== Provided information ==
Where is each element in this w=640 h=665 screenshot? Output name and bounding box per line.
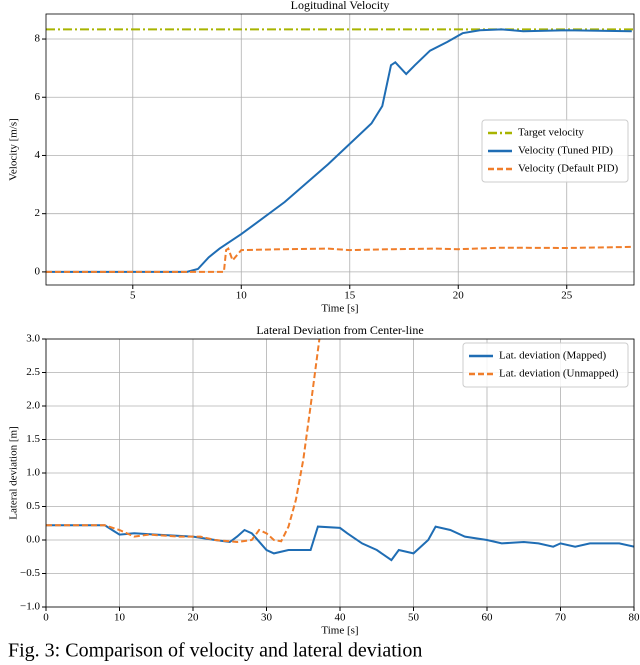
x-tick-label: 5 [130, 290, 136, 302]
y-tick-label: 0.5 [26, 500, 40, 512]
chart-title: Logitudinal Velocity [291, 0, 390, 12]
y-tick-label: 4 [35, 149, 41, 161]
x-axis-label: Time [s] [321, 303, 358, 315]
series-line [46, 339, 321, 544]
series-line [46, 28, 632, 273]
y-tick-label: 6 [35, 91, 41, 103]
legend-label: Target velocity [518, 127, 584, 139]
series-line [46, 245, 632, 273]
legend-box [481, 119, 629, 183]
y-tick-label: 2 [35, 207, 41, 219]
x-tick-label: 80 [629, 612, 640, 624]
legend-box [462, 342, 629, 388]
x-tick-label: 25 [561, 290, 573, 302]
x-tick-label: 40 [335, 612, 347, 624]
y-tick-label: 0.0 [26, 534, 40, 546]
chart-title: Lateral Deviation from Center-line [256, 323, 423, 337]
y-tick-label: 2.5 [26, 366, 40, 378]
caption: Fig. 3: Comparison of velocity and later… [8, 640, 422, 662]
series-line [46, 524, 634, 562]
legend-label: Lat. deviation (Unmapped) [499, 368, 619, 380]
y-tick-label: 8 [35, 33, 41, 45]
plot-frame [45, 13, 635, 286]
x-tick-label: 70 [555, 612, 567, 624]
x-tick-label: 20 [453, 290, 465, 302]
plot-frame [45, 338, 635, 608]
x-tick-label: 0 [43, 612, 49, 624]
x-tick-label: 10 [236, 290, 248, 302]
y-tick-label: 2.0 [26, 400, 40, 412]
legend-label: Velocity (Default PID) [518, 163, 619, 175]
y-tick-label: 1.0 [26, 467, 40, 479]
y-tick-label: 1.5 [26, 433, 40, 445]
x-axis-label: Time [s] [321, 625, 358, 637]
legend-label: Velocity (Tuned PID) [518, 145, 613, 157]
x-tick-label: 30 [261, 612, 273, 624]
x-tick-label: 15 [344, 290, 356, 302]
y-tick-label: −0.5 [20, 567, 40, 579]
y-axis-label: Lateral deviation [m] [8, 426, 20, 519]
legend-label: Lat. deviation (Mapped) [499, 350, 607, 362]
x-tick-label: 10 [114, 612, 126, 624]
y-tick-label: 3.0 [26, 333, 40, 345]
y-tick-label: 0 [35, 265, 41, 277]
y-tick-label: −1.0 [20, 601, 40, 613]
y-axis-label: Velocity [m/s] [8, 118, 20, 181]
x-tick-label: 20 [188, 612, 200, 624]
x-tick-label: 50 [408, 612, 420, 624]
x-tick-label: 60 [482, 612, 494, 624]
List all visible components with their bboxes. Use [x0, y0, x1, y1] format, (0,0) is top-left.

== Task brief ==
Please copy all the records above line for line, leaving out the pictures.

== Task answer ==
Where is each element in this w=640 h=665 screenshot? Output name and bounding box per line.
x-tick-label: 5 [130, 290, 136, 302]
y-tick-label: 0.5 [26, 500, 40, 512]
chart-title: Logitudinal Velocity [291, 0, 390, 12]
y-tick-label: 4 [35, 149, 41, 161]
x-axis-label: Time [s] [321, 303, 358, 315]
series-line [46, 339, 321, 544]
series-line [46, 28, 632, 273]
y-tick-label: 6 [35, 91, 41, 103]
legend-label: Target velocity [518, 127, 584, 139]
series-line [46, 245, 632, 273]
legend-box [481, 119, 629, 183]
y-tick-label: 2 [35, 207, 41, 219]
x-tick-label: 80 [629, 612, 640, 624]
legend-box [462, 342, 629, 388]
x-tick-label: 25 [561, 290, 573, 302]
x-tick-label: 40 [335, 612, 347, 624]
y-tick-label: 0.0 [26, 534, 40, 546]
chart-title: Lateral Deviation from Center-line [256, 323, 423, 337]
y-tick-label: 2.5 [26, 366, 40, 378]
caption: Fig. 3: Comparison of velocity and later… [8, 640, 422, 662]
series-line [46, 524, 634, 562]
legend-label: Lat. deviation (Unmapped) [499, 368, 619, 380]
y-tick-label: 8 [35, 33, 41, 45]
plot-frame [45, 13, 635, 286]
x-tick-label: 70 [555, 612, 567, 624]
x-tick-label: 20 [453, 290, 465, 302]
plot-frame [45, 338, 635, 608]
x-tick-label: 0 [43, 612, 49, 624]
x-tick-label: 10 [236, 290, 248, 302]
y-tick-label: 2.0 [26, 400, 40, 412]
legend-label: Velocity (Default PID) [518, 163, 619, 175]
y-tick-label: 1.0 [26, 467, 40, 479]
y-tick-label: 1.5 [26, 433, 40, 445]
x-axis-label: Time [s] [321, 625, 358, 637]
legend-label: Velocity (Tuned PID) [518, 145, 613, 157]
x-tick-label: 30 [261, 612, 273, 624]
x-tick-label: 15 [344, 290, 356, 302]
y-tick-label: −0.5 [20, 567, 40, 579]
y-axis-label: Lateral deviation [m] [8, 426, 20, 519]
legend-label: Lat. deviation (Mapped) [499, 350, 607, 362]
x-tick-label: 10 [114, 612, 126, 624]
y-tick-label: 3.0 [26, 333, 40, 345]
y-tick-label: 0 [35, 265, 41, 277]
y-tick-label: −1.0 [20, 601, 40, 613]
y-axis-label: Velocity [m/s] [8, 118, 20, 181]
x-tick-label: 20 [188, 612, 200, 624]
x-tick-label: 50 [408, 612, 420, 624]
x-tick-label: 60 [482, 612, 494, 624]
List all visible components with their bboxes. Use [x0, y0, x1, y1] format, (0,0) is top-left.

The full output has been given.